The request =
Which lines hold the word "heaviest"? Copy each of them.
-=-=-
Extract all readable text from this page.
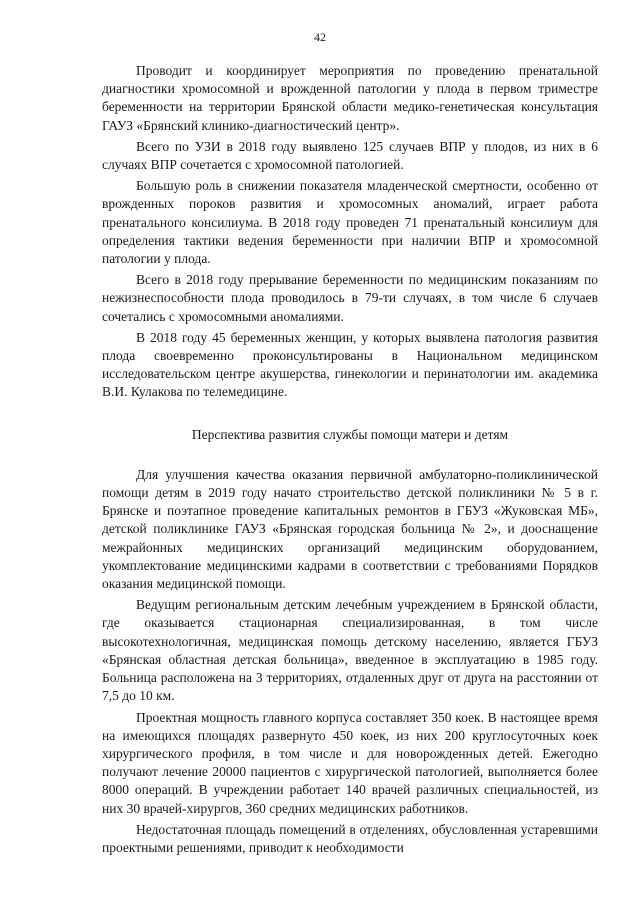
42

Проводит и координирует мероприятия по проведению пренатальной диагностики хромосомной и врожденной патологии у плода в первом триместре беременности на территории Брянской области медико-генетическая консультация ГАУЗ «Брянский клинико-диагностический центр».

Всего по УЗИ в 2018 году выявлено 125 случаев ВПР у плодов, из них в 6 случаях ВПР сочетается с хромосомной патологией.

Большую роль в снижении показателя младенческой смертности, особенно от врожденных пороков развития и хромосомных аномалий, играет работа пренатального консилиума. В 2018 году проведен 71 пренатальный консилиум для определения тактики ведения беременности при наличии ВПР и хромосомной патологии у плода.

Всего в 2018 году прерывание беременности по медицинским показаниям по нежизнеспособности плода проводилось в 79-ти случаях, в том числе 6 случаев сочетались с хромосомными аномалиями.

В 2018 году 45 беременных женщин, у которых выявлена патология развития плода своевременно проконсультированы в Национальном медицинском исследовательском центре акушерства, гинекологии и перинатологии им. академика В.И. Кулакова по телемедицине.

Перспектива развития службы помощи матери и детям

Для улучшения качества оказания первичной амбулаторно-поликлинической помощи детям в 2019 году начато строительство детской поликлиники № 5 в г. Брянске и поэтапное проведение капитальных ремонтов в ГБУЗ «Жуковская МБ», детской поликлинике ГАУЗ «Брянская городская больница № 2», и дооснащение межрайонных медицинских организаций медицинским оборудованием, укомплектование медицинскими кадрами в соответствии с требованиями Порядков оказания медицинской помощи.

Ведущим региональным детским лечебным учреждением в Брянской области, где оказывается стационарная специализированная, в том числе высокотехнологичная, медицинская помощь детскому населению, является ГБУЗ «Брянская областная детская больница», введенное в эксплуатацию в 1985 году. Больница расположена на 3 территориях, отдаленных друг от друга на расстоянии от 7,5 до 10 км.

Проектная мощность главного корпуса составляет 350 коек. В настоящее время на имеющихся площадях развернуто 450 коек, из них 200 круглосуточных коек хирургического профиля, в том числе и для новорожденных детей. Ежегодно получают лечение 20000 пациентов с хирургической патологией, выполняется более 8000 операций. В учреждении работает 140 врачей различных специальностей, из них 30 врачей-хирургов, 360 средних медицинских работников.

Недостаточная площадь помещений в отделениях, обусловленная устаревшими проектными решениями, приводит к необходимости
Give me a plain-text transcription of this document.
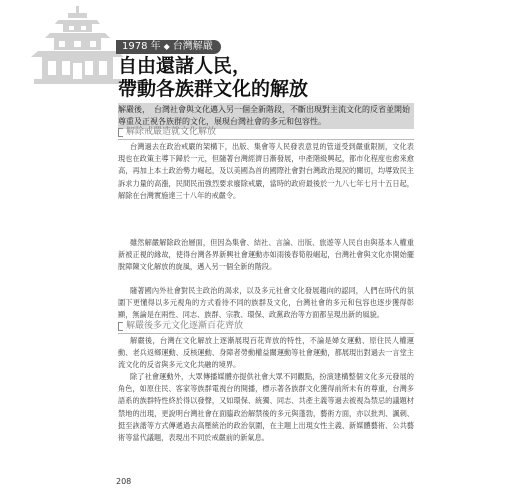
1978 年 ◆ 台灣解嚴
自由還諸人民，
帶動各族群文化的解放
解嚴後， 台灣社會與文化邁入另一個全新階段，不斷出現對主流文化的反省並開始尊重及正視各族群的文化，展現台灣社會的多元和包容性。
解除戒嚴造就文化解放

台灣過去在政治戒嚴的架構下，出版、集會等人民發表意見的管道受到嚴重限制，文化表現也在政策主導下歸於一元，但隨著台灣經濟日漸發展，中產階級興起，都市化程度也愈來愈高，再加上本土政治勢力崛起，及以美國為首的國際社會對台灣政治現況的關切，均導致民主訴求力量的高漲，民間民而強烈要求廢除戒嚴，當時的政府最後於一九八七年七月十五日起，解除在台灣實施達三十八年的戒嚴令。

雖然解嚴解除政治層面，但因為集會、結社、言論、出版、旅遊等人民自由與基本人權重新被正視的緣故，使得台灣各界新興社會運動亦如雨後春筍般崛起，台灣社會與文化亦開始擺脫障陳文化解放的旋風，邁入另一個全新的階段。

隨著國內外社會對民主政治的渴求，以及多元社會文化發展趨向的認同，人們在時代的氛圍下更懂得以多元視角的方式看待不同的族群及文化，台灣社會的多元和包容也逐步獲得彰顯，無論是在兩性、同志、族群、宗教、環保、政黨政治等方面都呈現出新的風貌。

解嚴後多元文化逐漸百花齊放

解嚴後，台灣在文化解放上逐漸展現百花齊放的特性，不論是婦女運動、原住民人權運動、老兵返鄉運動、反核運動、身障者勞動權益關運動等社會運動，都展現出對過去一言堂主流文化的反省與多元文化共融的境界。

除了社會運動外，大眾傳播媒體亦提供社會大眾不同觀點，扮演建構整個文化多元發展的角色，如原住民、客家等族群電視台的開播，標示著各族群文化獲得前所未有的尊重，台灣多語系的族群特性終於得以發聲，又如環保、統獨、同志、共產主義等過去被視為禁忌的議題材禁地的出現，更說明台灣社會在面臨政治解禁後的多元與蓬勃，藝術方面，亦以批判、諷刺、挺至詼諧等方式傳遞過去高壓統治的政治氛圍，在主題上出現女性主義、新媒體藝術、公共藝術等當代議題，表現出不同於戒嚴前的新氣息。

208
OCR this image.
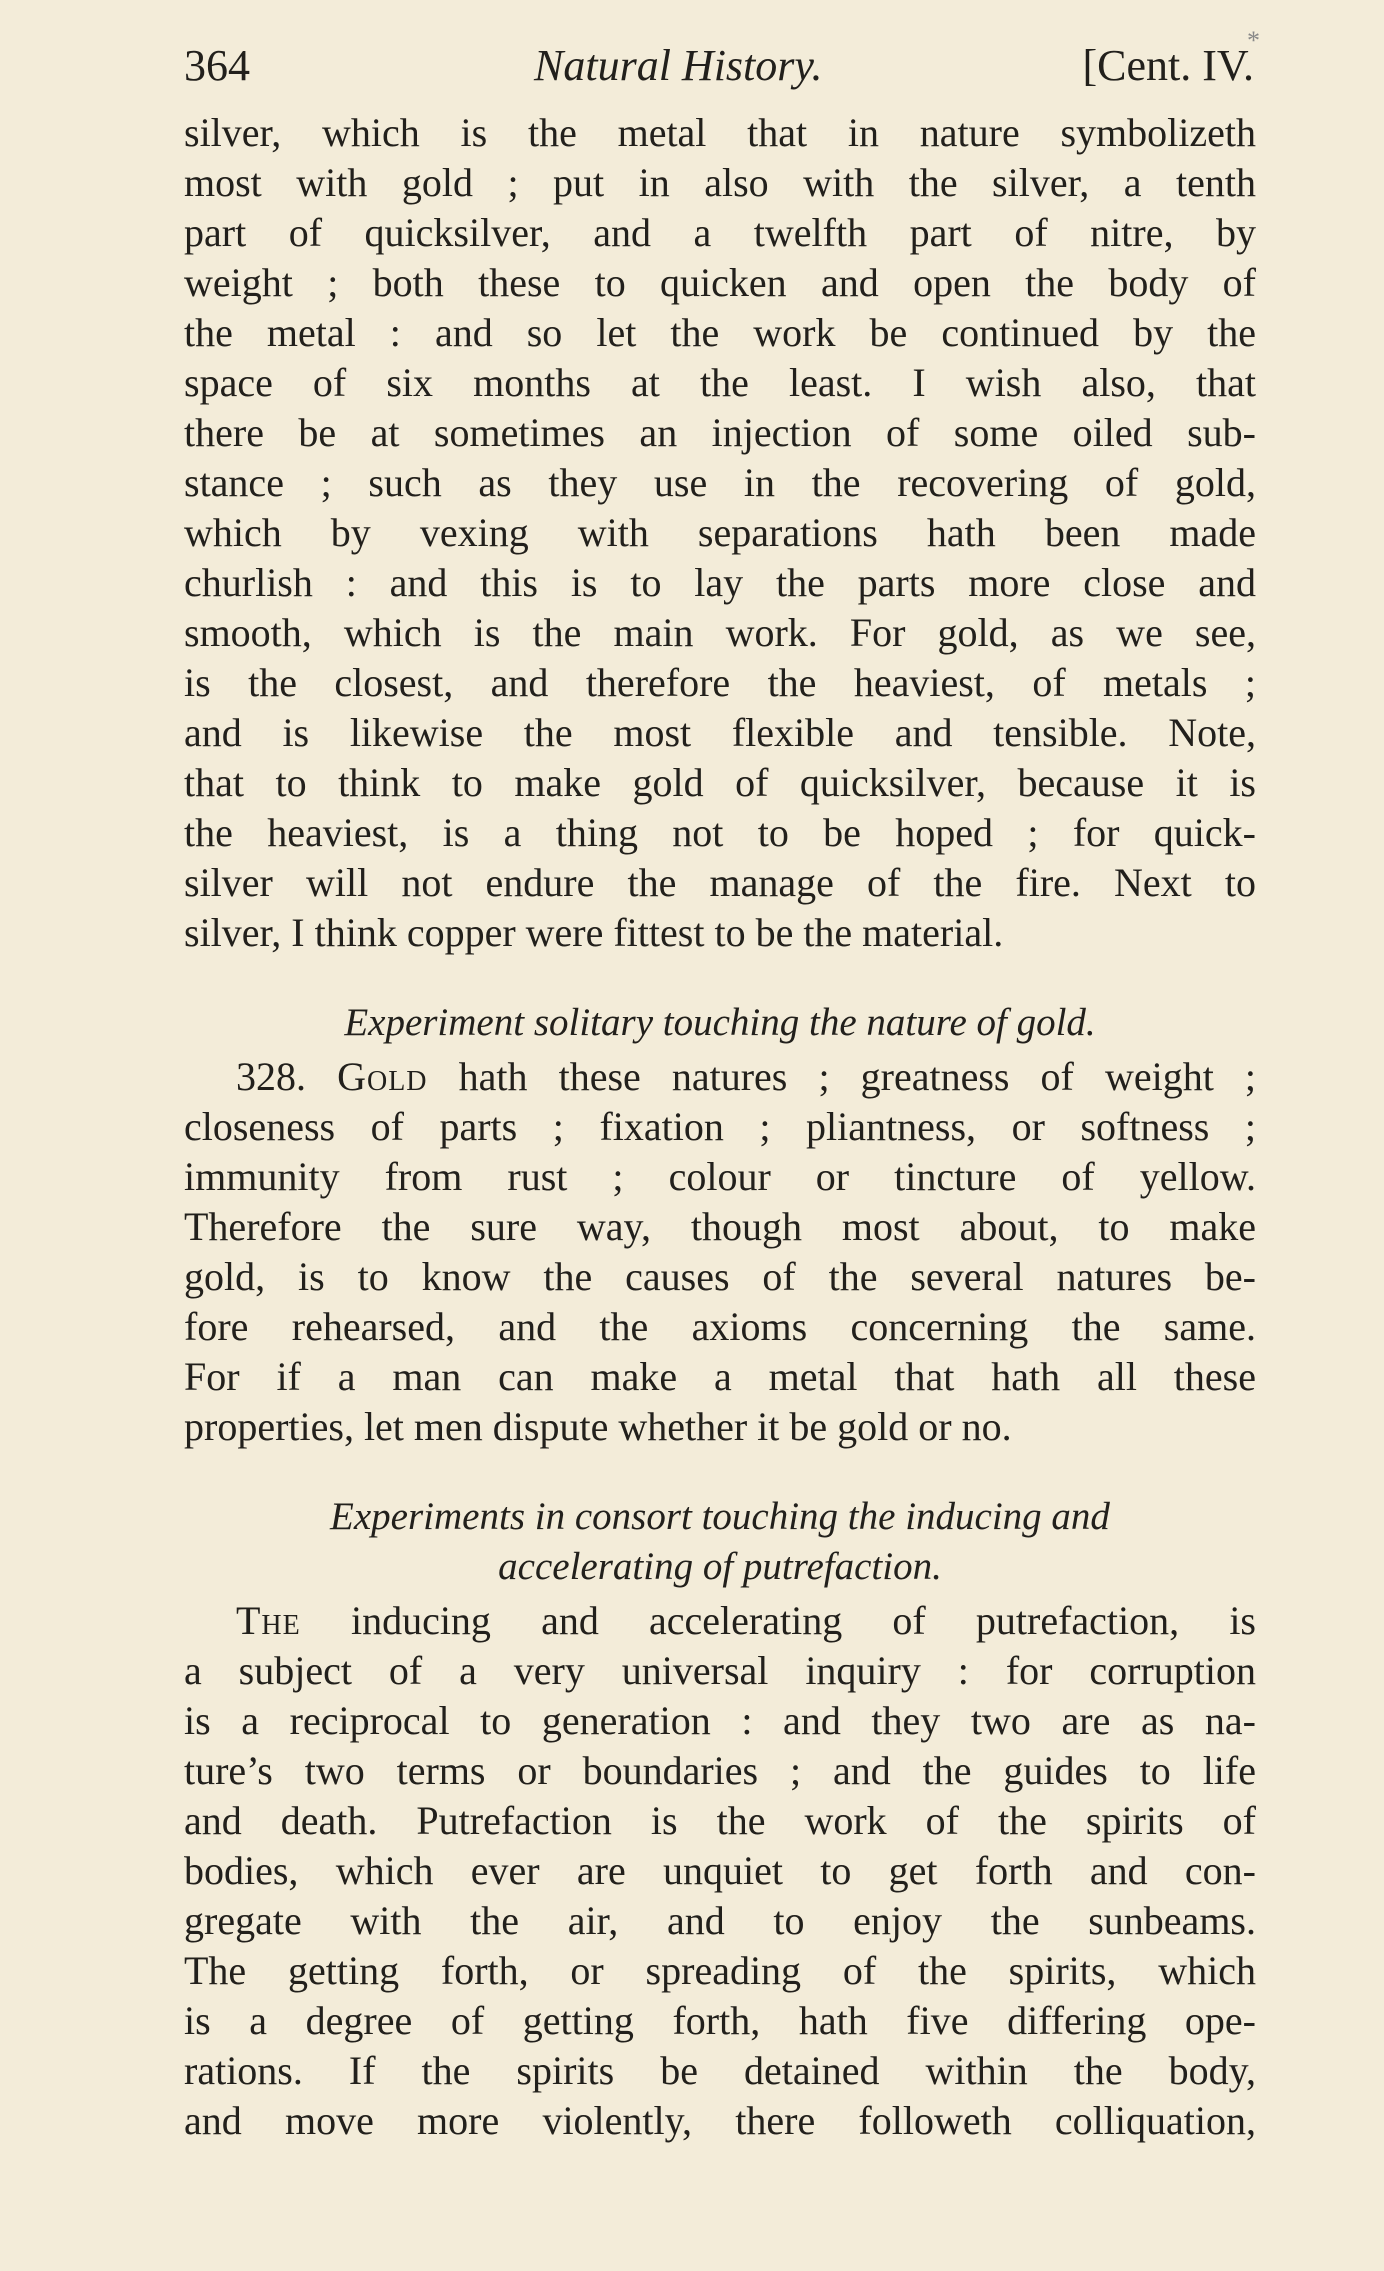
364	Natural History.	[Cent. IV.
*
silver, which is the metal that in nature symbolizeth
most with gold ; put in also with the silver, a tenth
part of quicksilver, and a twelfth part of nitre, by
weight ; both these to quicken and open the body of
the metal : and so let the work be continued by the
space of six months at the least. I wish also, that
there be at sometimes an injection of some oiled sub-
stance ; such as they use in the recovering of gold,
which by vexing with separations hath been made
churlish : and this is to lay the parts more close and
smooth, which is the main work. For gold, as we see,
is the closest, and therefore the heaviest, of metals ;
and is likewise the most flexible and tensible. Note,
that to think to make gold of quicksilver, because it is
the heaviest, is a thing not to be hoped ; for quick-
silver will not endure the manage of the fire. Next to
silver, I think copper were fittest to be the material.
Experiment solitary touching the nature of gold.
328. Gold hath these natures ; greatness of weight ;
closeness of parts ; fixation ; pliantness, or softness ;
immunity from rust ; colour or tincture of yellow.
Therefore the sure way, though most about, to make
gold, is to know the causes of the several natures be-
fore rehearsed, and the axioms concerning the same.
For if a man can make a metal that hath all these
properties, let men dispute whether it be gold or no.
Experiments in consort touching the inducing and
accelerating of putrefaction.
The inducing and accelerating of putrefaction, is
a subject of a very universal inquiry : for corruption
is a reciprocal to generation : and they two are as na-
ture’s two terms or boundaries ; and the guides to life
and death. Putrefaction is the work of the spirits of
bodies, which ever are unquiet to get forth and con-
gregate with the air, and to enjoy the sunbeams.
The getting forth, or spreading of the spirits, which
is a degree of getting forth, hath five differing ope-
rations. If the spirits be detained within the body,
and move more violently, there followeth colliquation,
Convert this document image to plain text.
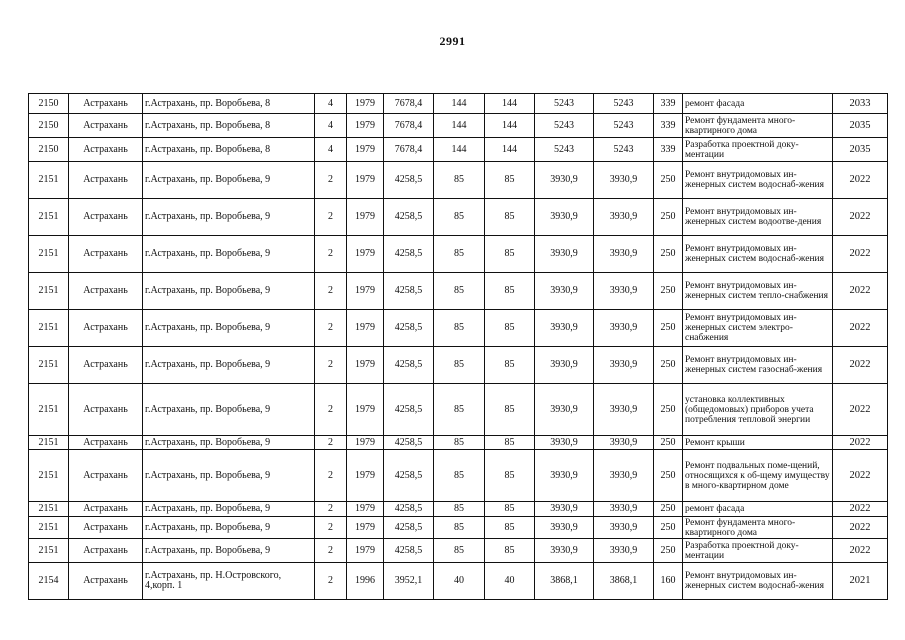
2991
2150	Астрахань	г.Астрахань, пр. Воробьева, 8	4	1979	7678,4	144	144	5243	5243	339	ремонт фасада	2033
2150	Астрахань	г.Астрахань, пр. Воробьева, 8	4	1979	7678,4	144	144	5243	5243	339	Ремонт фундамента много-квартирного дома	2035
2150	Астрахань	г.Астрахань, пр. Воробьева, 8	4	1979	7678,4	144	144	5243	5243	339	Разработка проектной доку-ментации	2035
2151	Астрахань	г.Астрахань, пр. Воробьева, 9	2	1979	4258,5	85	85	3930,9	3930,9	250	Ремонт внутридомовых ин-женерных систем водоснаб-жения	2022
2151	Астрахань	г.Астрахань, пр. Воробьева, 9	2	1979	4258,5	85	85	3930,9	3930,9	250	Ремонт внутридомовых ин-женерных систем водоотве-дения	2022
2151	Астрахань	г.Астрахань, пр. Воробьева, 9	2	1979	4258,5	85	85	3930,9	3930,9	250	Ремонт внутридомовых ин-женерных систем водоснаб-жения	2022
2151	Астрахань	г.Астрахань, пр. Воробьева, 9	2	1979	4258,5	85	85	3930,9	3930,9	250	Ремонт внутридомовых ин-женерных систем тепло-снабжения	2022
2151	Астрахань	г.Астрахань, пр. Воробьева, 9	2	1979	4258,5	85	85	3930,9	3930,9	250	Ремонт внутридомовых ин-женерных систем электро-снабжения	2022
2151	Астрахань	г.Астрахань, пр. Воробьева, 9	2	1979	4258,5	85	85	3930,9	3930,9	250	Ремонт внутридомовых ин-женерных систем газоснаб-жения	2022
2151	Астрахань	г.Астрахань, пр. Воробьева, 9	2	1979	4258,5	85	85	3930,9	3930,9	250	установка коллективных (общедомовых) приборов учета потребления тепловой энергии	2022
2151	Астрахань	г.Астрахань, пр. Воробьева, 9	2	1979	4258,5	85	85	3930,9	3930,9	250	Ремонт крыши	2022
2151	Астрахань	г.Астрахань, пр. Воробьева, 9	2	1979	4258,5	85	85	3930,9	3930,9	250	Ремонт подвальных поме-щений, относящихся к об-щему имуществу в много-квартирном доме	2022
2151	Астрахань	г.Астрахань, пр. Воробьева, 9	2	1979	4258,5	85	85	3930,9	3930,9	250	ремонт фасада	2022
2151	Астрахань	г.Астрахань, пр. Воробьева, 9	2	1979	4258,5	85	85	3930,9	3930,9	250	Ремонт фундамента много-квартирного дома	2022
2151	Астрахань	г.Астрахань, пр. Воробьева, 9	2	1979	4258,5	85	85	3930,9	3930,9	250	Разработка проектной доку-ментации	2022
2154	Астрахань	г.Астрахань, пр. Н.Островского, 4,корп. 1	2	1996	3952,1	40	40	3868,1	3868,1	160	Ремонт внутридомовых ин-женерных систем водоснаб-жения	2021
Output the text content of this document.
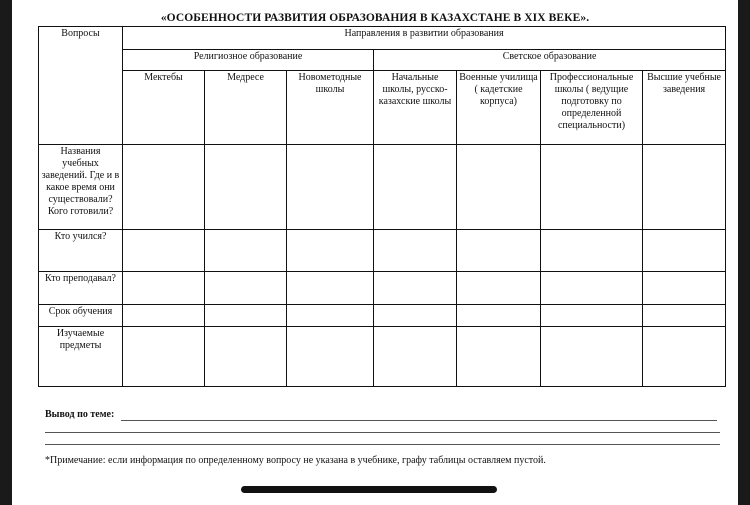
«ОСОБЕННОСТИ РАЗВИТИЯ ОБРАЗОВАНИЯ В КАЗАХСТАНЕ В XIX ВЕКЕ».
Вопросы	Направления в развитии образования						
	Религиозное образование			Светское образование			
	Мектебы	Медресе	Новометодные школы	Начальные школы, русско-казахские школы	Военные училища ( кадетские корпуса)	Профессиональные школы ( ведущие подготовку по определенной специальности)	Высшие учебные заведения
Названия учебных заведений. Где и в какое время они существовали? Кого готовили?							
Кто учился?							
Кто преподавал?							
Срок обучения							
Изучаемые предметы							
Вывод по теме:
*Примечание: если информация по определенному вопросу не указана в учебнике, графу таблицы оставляем пустой.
-=-=-
Task result =
is the closest, and therefore the heaviest, of metals ;
the heaviest, is a thing not to be hoped ; for quick-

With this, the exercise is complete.